Look through the material below. Copy each line that contains the string "nover".

◆ Input ◆
++++++++

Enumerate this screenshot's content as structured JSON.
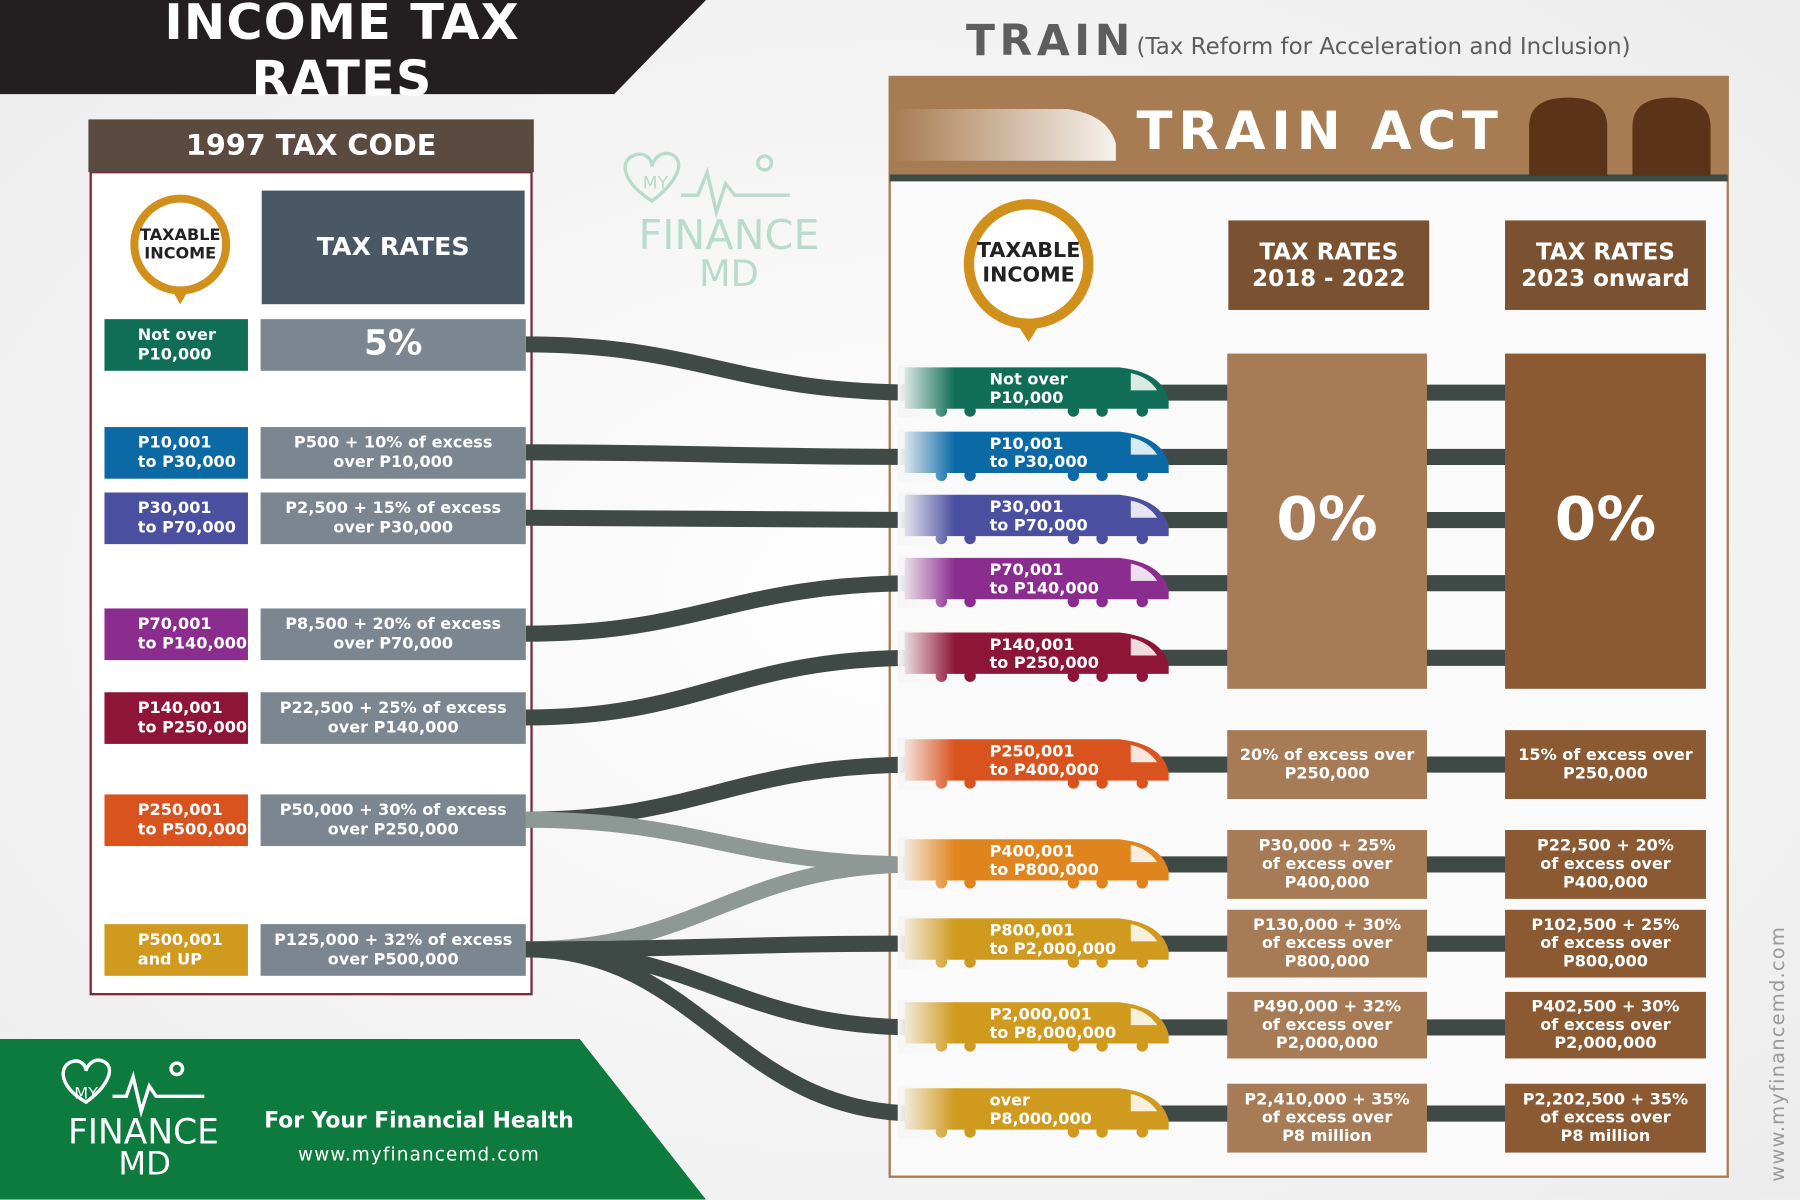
{
  "header": {
    "title": "INCOME TAX RATES",
    "train": "TRAIN",
    "train_full": "(Tax Reform for Acceleration and Inclusion)"
  },
  "old_code": {
    "title": "1997 TAX CODE",
    "income_label": "TAXABLE\nINCOME",
    "rates_label": "TAX RATES",
    "rows": [
      {
        "bracket": "Not over\nP10,000",
        "rate": "5%"
      },
      {
        "bracket": "P10,001\nto P30,000",
        "rate": "P500 + 10% of excess\nover P10,000"
      },
      {
        "bracket": "P30,001\nto P70,000",
        "rate": "P2,500 + 15% of excess\nover P30,000"
      },
      {
        "bracket": "P70,001\nto P140,000",
        "rate": "P8,500 + 20% of excess\nover P70,000"
      },
      {
        "bracket": "P140,001\nto P250,000",
        "rate": "P22,500 + 25% of excess\nover P140,000"
      },
      {
        "bracket": "P250,001\nto P500,000",
        "rate": "P50,000 + 30% of excess\nover P250,000"
      },
      {
        "bracket": "P500,001\nand UP",
        "rate": "P125,000 + 32% of excess\nover P500,000"
      }
    ]
  },
  "train_act": {
    "title": "TRAIN ACT",
    "income_label": "TAXABLE\nINCOME",
    "col_2018": "TAX RATES\n2018 - 2022",
    "col_2023": "TAX RATES\n2023 onward",
    "brackets": [
      "Not over\nP10,000",
      "P10,001\nto P30,000",
      "P30,001\nto P70,000",
      "P70,001\nto P140,000",
      "P140,001\nto P250,000",
      "P250,001\nto P400,000",
      "P400,001\nto P800,000",
      "P800,001\nto P2,000,000",
      "P2,000,001\nto P8,000,000",
      "over\nP8,000,000"
    ],
    "zero_2018": "0%",
    "zero_2023": "0%",
    "rates_2018": [
      "20% of excess over\nP250,000",
      "P30,000 + 25%\nof excess over\nP400,000",
      "P130,000 + 30%\nof excess over\nP800,000",
      "P490,000 + 32%\nof excess over\nP2,000,000",
      "P2,410,000 + 35%\nof excess over\nP8 million"
    ],
    "rates_2023": [
      "15% of excess over\nP250,000",
      "P22,500 + 20%\nof excess over\nP400,000",
      "P102,500 + 25%\nof excess over\nP800,000",
      "P402,500 + 30%\nof excess over\nP2,000,000",
      "P2,202,500 + 35%\nof excess over\nP8 million"
    ]
  },
  "logo": {
    "my": "MY",
    "finance": "FINANCE",
    "md": "MD"
  },
  "footer": {
    "tagline": "For Your Financial Health",
    "url": "www.myfinancemd.com"
  },
  "side_url": "www.myfinancemd.com"
}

++++++++

◆ Result for this task ◆
        "rate": "P500 + 10% of excess\nover P10,000"
        "rate": "P2,500 + 15% of excess\nover P30,000"
        "rate": "P8,500 + 20% of excess\nover P70,000"
        "rate": "P22,500 + 25% of excess\nover P140,000"
        "rate": "P50,000 + 30% of excess\nover P250,000"
        "rate": "P125,000 + 32% of excess\nover P500,000"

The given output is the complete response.